Teks bacaan
++++
Kurban Dengan Ayam; Bolehkah?
Ketika Idul Adha, penyembelihan hewan disebut udhiyah.
Sedang di Tanah Suci, khusus bagi yang melaksanakan haji ada kajian al-hadyu (dam); yaitu menyembelih hewan karena sesuatu (pembahasan detail silakan merujuk dalam fikih haji).
Adapun aqiqah merupakan menyembelih hewan ternak sebagai bentuk syukur kepada Allah atas nikmat kelahiran anak, baik putra maupun putri.
Aqiqah dan udhiyah keduanya masuk dalam ranah fikih penyembelihan.
Sehingga, kami akan menyederhanakan bahasanya menjadi kurban.
Pendapat Asing; Kurban Ayam
Binatang ternak yang disembelih dalam ibadah kurban rata-rata berupa kambing, sapi, unta, dan hewan yang sejenis dari tiga binatang ini.
Tapi, ada sebagian kaum muslimin berani beribadah udhiyah ataupun aqiqah dengan menyembelih ayam. Sebenarnya fenomena ini jarang terjadi.
++++
Ganti "hewan" dengan "binatang" pada teks bacaan tentang kurban ayam, lalu tulis ulang bagian dari "Kurban Dengan Ayam;" sampai dengan "bahasanya menjadi kurban.".

Data
++++
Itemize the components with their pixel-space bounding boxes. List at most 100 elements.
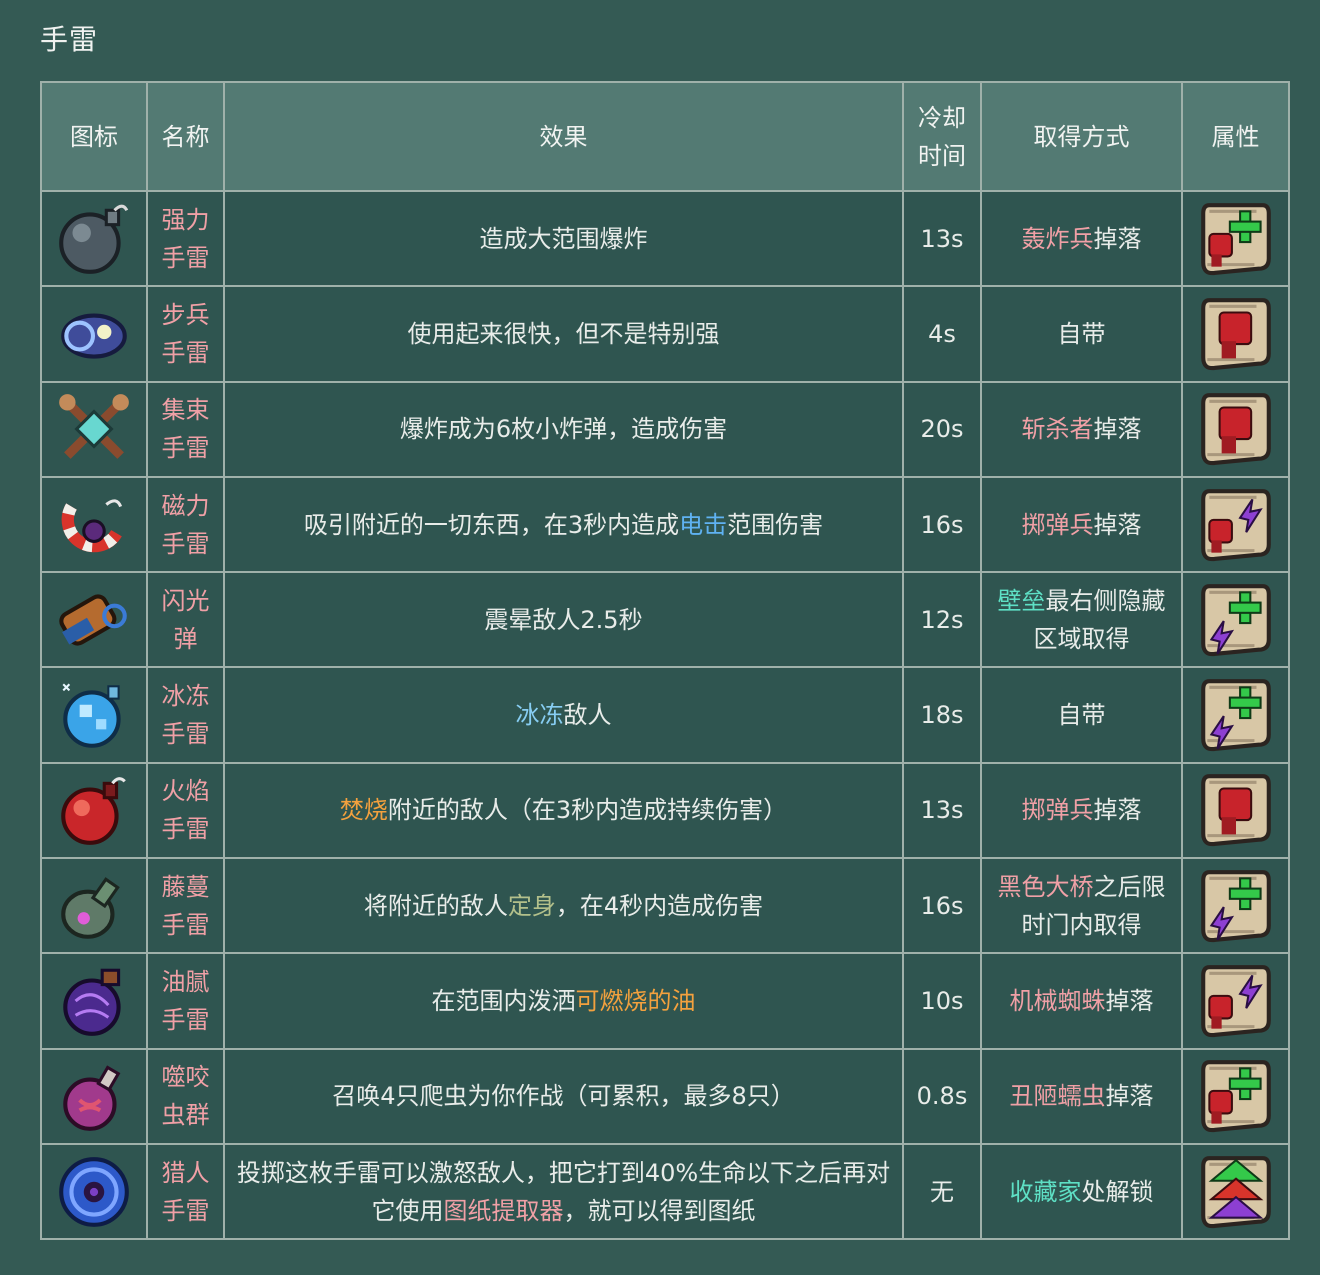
++++
Hasil
Kurban Dengan Ayam; Bolehkah?
Ketika Idul Adha, penyembelihan binatang disebut udhiyah.
Sedang di Tanah Suci, khusus bagi yang melaksanakan haji ada kajian al-hadyu (dam); yaitu menyembelih binatang karena sesuatu (pembahasan detail silakan merujuk dalam fikih haji).
Adapun aqiqah merupakan menyembelih binatang ternak sebagai bentuk syukur kepada Allah atas nikmat kelahiran anak, baik putra maupun putri.
Aqiqah dan udhiyah keduanya masuk dalam ranah fikih penyembelihan.
Sehingga, kami akan menyederhanakan bahasanya menjadi kurban.